(ESERCIZIO ASSEGNATO 1) Ricopia fedelmente dal testo sulla gestazione per altri il brano che va da "Si è trattato" a "LGBT – Rete Lenford).".

Nella seduta pomeridiana del 4 maggio 2016, si è svolta in Aula, alla Camera dei Deputati, la discussione su numerose mozioni relative al trattamento giuridico della gestazione per altri.

Si è trattato di una occasione importante – lasciando da parte le motivazioni politiche contingenti (specie con riguardo all’imminente passaggio in Aula del disegno di legge sulle unioni civili) – per avviare una riflessione sul punto, a margine del dibattito degli ultimi mesi, caratterizzato da contrapposizioni frontali ed eccessive semplificazioni, condizionate da ragioni ideologiche, ma anche da una conoscenza ancora scarsa del tema (per approfondimenti, e per la ricostruzione della pluralità di modelli disciplinari della gestazione per altri, basti qui rinviare a Beaumont – Trimmings, International Surrogacy Arrangements, Oxford, Hart, 2013; cfr. anche i lavori del Convegno organizzato sul tema, il 15 aprile 2016 da Avvocatura per i diritti LGBT – Rete Lenford).

(ESTRATTI DELLE VOCI)
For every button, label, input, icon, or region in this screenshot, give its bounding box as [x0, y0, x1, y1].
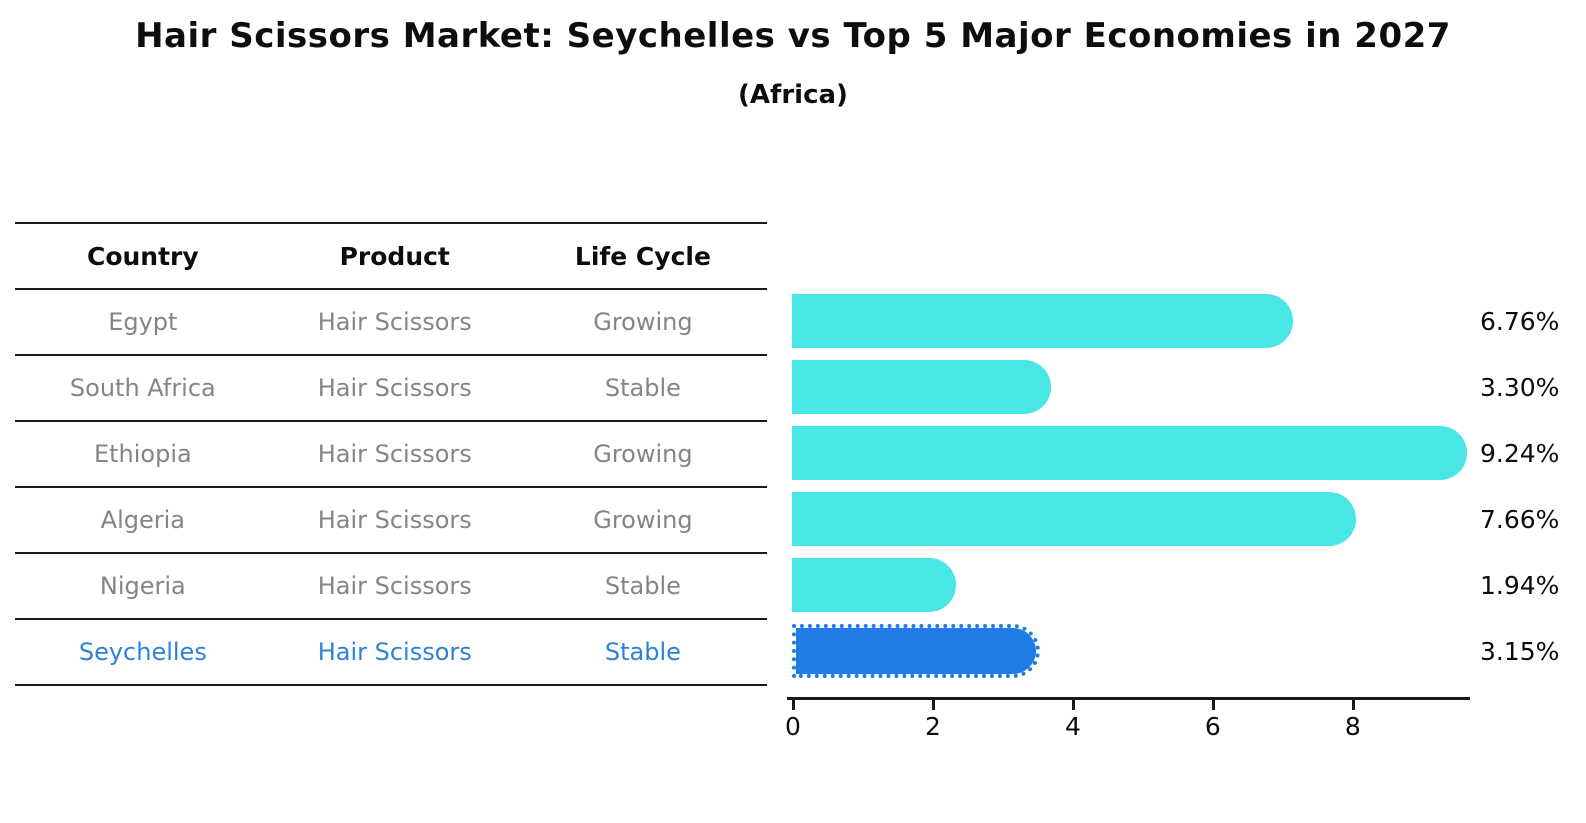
bar-slot: 3.15%: [792, 618, 1559, 684]
x-axis-tick-label: 2: [925, 712, 941, 741]
bar-value-label: 3.30%: [1480, 372, 1560, 402]
x-axis-tick-label: 8: [1344, 712, 1361, 741]
table-cell-life-cycle: Growing: [593, 440, 693, 468]
table-cell-product: Hair Scissors: [317, 374, 472, 402]
bar-slot: 7.66%: [792, 486, 1559, 552]
table-cell-country: Egypt: [108, 308, 178, 336]
chart-subtitle: (Africa): [738, 80, 848, 110]
table-cell-country: Nigeria: [99, 572, 186, 600]
table-cell-product: Hair Scissors: [317, 638, 472, 666]
bar-south-africa: [792, 360, 1051, 414]
table-cell-life-cycle: Stable: [604, 572, 681, 600]
x-axis-tick-label: 4: [1064, 712, 1081, 741]
table-cell-country: Algeria: [100, 506, 185, 534]
table-cell-product: Hair Scissors: [317, 308, 472, 336]
x-axis-tick-mark: [1211, 700, 1215, 710]
table-cell-life-cycle: Stable: [604, 638, 681, 666]
x-axis-tick-label: 0: [785, 712, 801, 741]
x-axis-tick-mark: [1351, 700, 1355, 710]
bar-value-label: 6.76%: [1480, 306, 1560, 336]
x-axis-tick-mark: [931, 700, 935, 710]
table-cell-product: Hair Scissors: [317, 440, 472, 468]
bar-plot-area: 6.76% 3.30% 9.24% 7.66% 1.94% 3.15%: [792, 288, 1559, 684]
table-cell-life-cycle: Growing: [593, 506, 693, 534]
table-cell-country: South Africa: [69, 374, 216, 402]
column-header-product: Product: [339, 241, 450, 271]
column-header-country: Country: [86, 241, 199, 271]
column-header-lifecycle: Life Cycle: [574, 241, 711, 271]
table-row: Algeria Hair Scissors Growing: [15, 488, 767, 554]
table-row: Ethiopia Hair Scissors Growing: [15, 422, 767, 488]
table-row: Nigeria Hair Scissors Stable: [15, 554, 767, 620]
bar-slot: 1.94%: [792, 552, 1559, 618]
chart-title: Hair Scissors Market: Seychelles vs Top …: [135, 16, 1451, 56]
bar-algeria: [792, 492, 1357, 546]
x-axis-tick-label: 6: [1204, 712, 1221, 741]
table-row: Seychelles Hair Scissors Stable: [15, 620, 767, 686]
bar-value-label: 9.24%: [1480, 438, 1560, 468]
bar-ethiopia: [792, 426, 1467, 480]
table-cell-life-cycle: Growing: [593, 308, 693, 336]
table-cell-country: Seychelles: [78, 638, 207, 666]
bar-slot: 3.30%: [792, 354, 1559, 420]
table-cell-life-cycle: Stable: [604, 374, 681, 402]
bar-egypt: [792, 294, 1294, 348]
table-header-row: Country Product Life Cycle: [15, 224, 767, 290]
x-axis-line: [787, 697, 1470, 700]
bar-seychelles-highlighted: [792, 624, 1041, 678]
country-table: Country Product Life Cycle Egypt Hair Sci…: [15, 222, 767, 686]
bar-nigeria: [792, 558, 956, 612]
bar-value-label: 7.66%: [1480, 504, 1560, 534]
table-row: South Africa Hair Scissors Stable: [15, 356, 767, 422]
bar-value-label: 1.94%: [1480, 570, 1560, 600]
table-row: Egypt Hair Scissors Growing: [15, 290, 767, 356]
bar-value-label: 3.15%: [1480, 636, 1560, 666]
table-cell-country: Ethiopia: [93, 440, 192, 468]
x-axis-tick-mark: [792, 700, 795, 710]
x-axis-tick-mark: [1071, 700, 1075, 710]
bar-slot: 6.76%: [792, 288, 1559, 354]
table-cell-product: Hair Scissors: [317, 572, 472, 600]
table-body: Egypt Hair Scissors Growing South Africa Hai…: [15, 290, 767, 686]
table-cell-product: Hair Scissors: [317, 506, 472, 534]
bar-slot: 9.24%: [792, 420, 1559, 486]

(ESERCIZIO ASSEGNATO 2) Riporta sotto forma di elenco numerato le voci dalla riga con "bar-slot: 3.15%: [792, 618, 1559, 684]" alla riga con "x-axis-tick-label: 0: [785, 712, 801, 741]", entrambe comprese. Tralascia le righe vuote.

(RISPOSTA COMPLETA 1)
Si è trattato di una occasione importante – lasciando da parte le motivazioni politiche contingenti (specie con riguardo all’imminente passaggio in Aula del disegno di legge sulle unioni civili) – per avviare una riflessione sul punto, a margine del dibattito degli ultimi mesi, caratterizzato da contrapposizioni frontali ed eccessive semplificazioni, condizionate da ragioni ideologiche, ma anche da una conoscenza ancora scarsa del tema (per approfondimenti, e per la ricostruzione della pluralità di modelli disciplinari della gestazione per altri, basti qui rinviare a Beaumont – Trimmings, International Surrogacy Arrangements, Oxford, Hart, 2013; cfr. anche i lavori del Convegno organizzato sul tema, il 15 aprile 2016 da Avvocatura per i diritti LGBT – Rete Lenford).

(RISPOSTA COMPLETA 2)
1. bar-slot: 3.15%: [792, 618, 1559, 684]
2. x-axis-tick-label: 2: [925, 712, 941, 741]
3. bar-value-label: 3.30%: [1480, 372, 1560, 402]
4. x-axis-tick-label: 8: [1344, 712, 1361, 741]
5. table-cell-life-cycle: Growing: [593, 440, 693, 468]
6. table-cell-product: Hair Scissors: [317, 374, 472, 402]
7. bar-slot: 7.66%: [792, 486, 1559, 552]
8. table-cell-country: Egypt: [108, 308, 178, 336]
9. chart-subtitle: (Africa): [738, 80, 848, 110]
10. table-cell-country: Nigeria: [99, 572, 186, 600]
11. table-cell-product: Hair Scissors: [317, 638, 472, 666]
12. bar-south-africa: [792, 360, 1051, 414]
13. table-cell-life-cycle: Stable: [604, 572, 681, 600]
14. x-axis-tick-label: 4: [1064, 712, 1081, 741]
15. table-cell-country: Algeria: [100, 506, 185, 534]
16. table-cell-product: Hair Scissors: [317, 308, 472, 336]
17. x-axis-tick-mark: [1211, 700, 1215, 710]
18. table-cell-life-cycle: Stable: [604, 638, 681, 666]
19. x-axis-tick-label: 0: [785, 712, 801, 741]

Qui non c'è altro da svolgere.